#### [Given text]
┄┄┄┄┄┄┄┄┄┄┄┄┄┄┄┄┄┄┄┄

The next Nobel laureate of Pakistan
A shared prize for Asma Jahangir and Asia Bibi would be a huge boost to minorities.
(Photo credit: wikipedia) |
Lahore: It is the world's most prestigious award, the highest recognition for intellectual achievement. Yet Pakistan's two Nobel Prize laureates share a controversial history.
Professor Abdus Salam won the Nobel Prize for Physics in 1979 to become the very first Pakistani and only the fourth person from the subcontinent to achieve this distinction. But no one received him at the airport when he returned home after receiving his award for his contribution to developing the theory of electroweak unification in particle physics.
“After his resignation Dr. Salam was science adviser to the state of Israel until death, and he stole Pakistan’s atomic secrets and passed them on to imperialists,” stated an opinion article in The Daily Islam, an Urdu newspaper, in 2017.
The great scientist was forgotten by both state and society due to his religious affiliation with the Ahmadi faith, regarded as pariahs and heretics by mainstream Muslims in the Islamic republic. He was banned from lecturing at public universities under pressure from religious student organizations. He left Pakistan in 1974 in protest after then prime minister Zulfikar Ali Bhutto declared Ahmadis non-Muslims via a constitutional amendment.
The former chief scientific adviser to the president was buried in 1996 according to his wishes in Rabwah, the sect's headquarters in the country, without a state funeral. Sadly, Salam was not even spared after his death. The word “Muslim” was deleted from his tombstone under court orders in 2014. The 20th anniversary of his death in 2016 passed without any significant mentions. Our education experts didn’t feel it necessary to mention him in school textbooks.

┄┄┄┄┄┄┄┄┄┄┄┄┄┄┄┄┄┄┄┄

A block of data:
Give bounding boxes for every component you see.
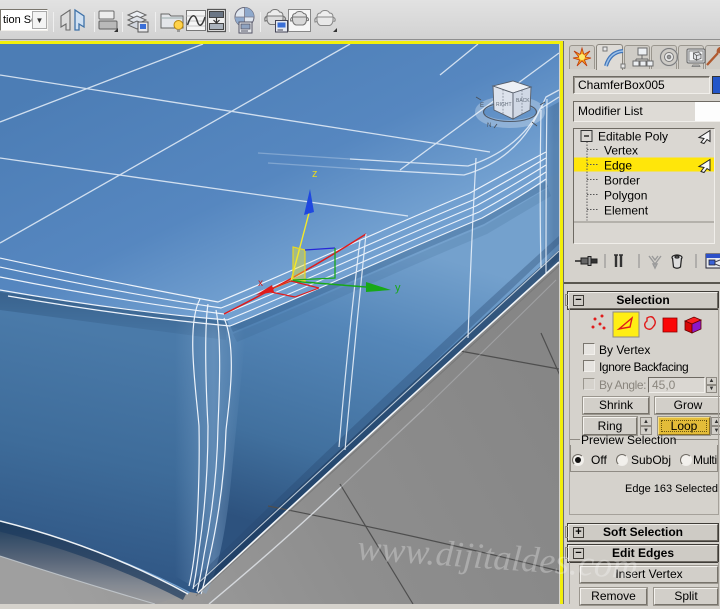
svg-text:Border: Border: [604, 174, 640, 188]
svg-text:E: E: [480, 103, 484, 109]
svg-text:Element: Element: [604, 204, 649, 218]
svg-text:Editable Poly: Editable Poly: [598, 130, 668, 144]
svg-text:x: x: [258, 278, 263, 289]
svg-text:N: N: [487, 123, 491, 129]
svg-text:BACK: BACK: [516, 98, 530, 104]
svg-text:z: z: [312, 168, 318, 180]
svg-text:Vertex: Vertex: [604, 144, 638, 158]
svg-text:Polygon: Polygon: [604, 189, 647, 203]
svg-text:y: y: [395, 282, 401, 294]
svg-text:Edge: Edge: [604, 159, 632, 173]
svg-text:RIGHT: RIGHT: [496, 102, 512, 108]
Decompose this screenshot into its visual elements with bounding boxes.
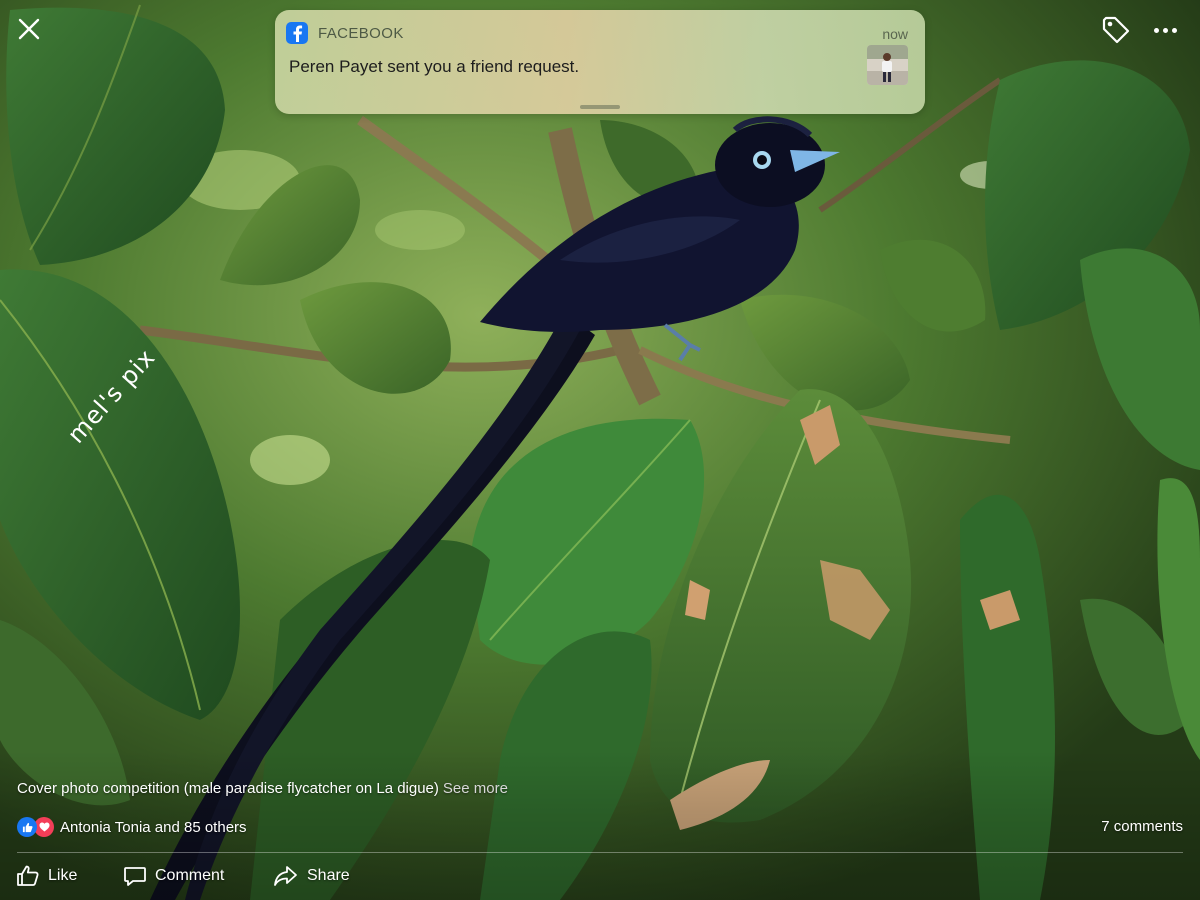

┄┄┄┄┄┄┄┄┄┄┄┄┄┄┄┄┄┄┄┄

In the article on Pakistan's Nobel laureates, rewrite everything from "(Photo credit: wikipedia)" down to "in particle physics.", swapping "distinction" for "honor".

(Photo credit: wikipedia) |
Lahore: It is the world's most prestigious award, the highest recognition for intellectual achievement. Yet Pakistan's two Nobel Prize laureates share a controversial history.
Professor Abdus Salam won the Nobel Prize for Physics in 1979 to become the very first Pakistani and only the fourth person from the subcontinent to achieve this honor. But no one received him at the airport when he returned home after receiving his award for his contribution to developing the theory of electroweak unification in particle physics.